Perguntas:
1/ No trecho sobre a Selic, quais condições, quando cumpridas pelo investidor, tornam pouco importante a decisão do BC sobre a taxa de juros? Liste todas.
2/ Responda, com base no trecho sobre a Selic:
(a) Em qual rede social Mota fez a postagem?
(b) Quanto a economia deve crescer neste ano?
(c) Qual é a profissão de Roberto Agi?
3/ Retome o trecho sobre a Selic e os investimentos a partir do ponto em que ele termina.

Trecho:
───
Na mesma postagem, feita no Twitter, Mota acrescentou o que, segundo especialistas, realmente deve ser levado em consideração por investidores: "não confunda mudança de juros com mudança de perfil de risco".

Quando o investidor sabe qual é seu objetivo com o investimento, o tipo de risco que está disposto a correr e distribui o dinheiro em ativos que contemplem esse perfil, pouco importa a decisão do BC de mexer na taxa de juros.

E isso especialmente no caso da Selic, cuja queda é considerada certa há meses. As apostas agora começam a se voltar para qual será o novo piso dos juros brasileiros.

Os cortes na Selic são um reflexo da pasmaceira da economia, que deve crescer menos de 1% neste ano, e da inflação sob controle abaixo do centro da meta de 4,25% ao ano.

Não é a decisão tomada na semana passada pelo BC, nem as das próximas reuniões, portanto, que deve guiar as aplicações de um investidor.

"Parece que as pessoas esperam a quinta-feira [as decisões de corte de juros saem sempre às quartas após o fechamento do mercado] para fazer alguma coisa, mas a gente já sabe que vai acontecer", afirma o planejador financeiro Roberto Agi.
───
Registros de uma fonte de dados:

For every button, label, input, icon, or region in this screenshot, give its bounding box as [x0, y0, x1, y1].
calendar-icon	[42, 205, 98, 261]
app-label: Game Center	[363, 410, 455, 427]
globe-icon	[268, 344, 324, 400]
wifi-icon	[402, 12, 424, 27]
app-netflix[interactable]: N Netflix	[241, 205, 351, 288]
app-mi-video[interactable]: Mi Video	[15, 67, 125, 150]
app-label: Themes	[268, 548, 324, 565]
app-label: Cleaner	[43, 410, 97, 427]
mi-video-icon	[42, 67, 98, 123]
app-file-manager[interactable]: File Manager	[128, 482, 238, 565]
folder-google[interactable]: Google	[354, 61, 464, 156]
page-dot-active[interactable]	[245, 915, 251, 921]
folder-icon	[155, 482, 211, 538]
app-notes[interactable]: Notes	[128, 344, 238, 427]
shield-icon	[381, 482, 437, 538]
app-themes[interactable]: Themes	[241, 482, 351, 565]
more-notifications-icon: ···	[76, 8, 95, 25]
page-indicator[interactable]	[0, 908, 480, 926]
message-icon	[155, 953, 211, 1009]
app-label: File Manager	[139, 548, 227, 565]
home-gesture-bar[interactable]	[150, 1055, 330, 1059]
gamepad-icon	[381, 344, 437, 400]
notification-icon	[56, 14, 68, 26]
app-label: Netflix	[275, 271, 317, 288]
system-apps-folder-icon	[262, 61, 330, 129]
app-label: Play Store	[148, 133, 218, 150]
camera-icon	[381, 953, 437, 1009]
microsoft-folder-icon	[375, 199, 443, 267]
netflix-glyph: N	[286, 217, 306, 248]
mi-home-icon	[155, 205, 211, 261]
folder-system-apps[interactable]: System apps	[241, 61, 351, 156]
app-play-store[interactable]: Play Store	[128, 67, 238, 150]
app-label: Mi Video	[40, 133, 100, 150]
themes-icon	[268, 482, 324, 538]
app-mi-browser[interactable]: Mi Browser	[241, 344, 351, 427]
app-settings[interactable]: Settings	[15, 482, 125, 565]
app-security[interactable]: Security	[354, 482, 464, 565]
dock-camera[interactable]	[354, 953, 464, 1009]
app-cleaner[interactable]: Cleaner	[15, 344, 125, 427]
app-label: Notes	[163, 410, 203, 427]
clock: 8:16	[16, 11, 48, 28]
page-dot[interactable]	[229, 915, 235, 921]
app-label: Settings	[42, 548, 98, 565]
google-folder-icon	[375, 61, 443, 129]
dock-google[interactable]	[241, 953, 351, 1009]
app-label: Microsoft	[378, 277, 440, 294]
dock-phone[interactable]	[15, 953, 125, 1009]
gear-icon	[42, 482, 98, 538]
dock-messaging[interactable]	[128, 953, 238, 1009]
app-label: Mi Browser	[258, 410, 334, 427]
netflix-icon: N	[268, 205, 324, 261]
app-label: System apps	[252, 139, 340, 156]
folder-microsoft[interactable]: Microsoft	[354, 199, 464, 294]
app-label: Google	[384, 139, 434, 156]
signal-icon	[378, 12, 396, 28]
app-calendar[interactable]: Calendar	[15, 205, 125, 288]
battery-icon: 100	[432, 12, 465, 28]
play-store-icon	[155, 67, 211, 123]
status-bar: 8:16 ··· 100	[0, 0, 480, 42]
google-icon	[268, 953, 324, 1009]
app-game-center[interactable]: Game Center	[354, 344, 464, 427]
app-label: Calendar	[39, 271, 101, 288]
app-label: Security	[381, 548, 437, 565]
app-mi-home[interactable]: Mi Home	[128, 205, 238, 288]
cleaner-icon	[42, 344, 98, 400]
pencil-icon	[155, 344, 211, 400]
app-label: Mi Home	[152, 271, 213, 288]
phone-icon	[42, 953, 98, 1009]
───
Respostas abaixo:
1/
- Saber qual é seu objetivo com o investimento
- Saber o tipo de risco que está disposto a correr
- Distribuir o dinheiro em ativos que contemplem esse perfil

2/
(a) No Twitter.
(b) Menos de 1%.
(c) Planejador financeiro.

3/
Para ele, o ciclo de queda dos juros criou uma angústia nos investidores, acostumados a ver o dinheiro render de forma mais polpuda.

"As pessoas gostam de ver quanto o patrimônio cresce em valor, meu dinheiro rende R$ 500 por mês", afirma.

Se antes elas ignoravam que do juro de 14%, mais de 10% era comido pela inflação, agora elas se angustiam com essa sensação de que o dinheiro rende pouco e buscam por milagres, "por um investimento que vai render 1% ao mês", completa Agi.

A única maneira de garantir que os investimentos continuarão gerando um retorno satisfatório para atender às metas do poupador é ter uma carteira diversificada –pode ser que isso inclua ações.

"[O importante é] estar em uma carteira compatível com o perfil independentemente do patamar de juros. Tem pessoas que só tinham renda fixa básica, só Tesouro Selic. Talvez o risco dela continue sendo só Tesouro Selic mesmo. Mas havia muitas pessoas que, como os juros eram altos, tinham a comodidade de não tomar risco. Para essas pessoas, aí sim, faz sentido procurar uma carteira mais diversificada", afirma Luciano Tavares, presidente da Magnetis.

A diversificação de investimentos começa apenas após o poupador formar a chamada reserva de emergência, o equivalente a seis meses de gastos que precisam ficar aplicados em investimentos que possam ser resgatados a qualquer momento e acompanhem a taxa de juros, mesmo que baixa.

É o caso do Tesouro Selic, da poupança ou de fundos que invistam em títulos públicos (o mercado já conta com uma ampla oferta sem taxas de administração, importante quando os juros estão baixíssimos).

Portanto, apesar das afirmações categóricas de que o CDI morreu, a verdade é que não, ele não morreu e continuará a fazer parte dos investimentos de qualquer pessoa.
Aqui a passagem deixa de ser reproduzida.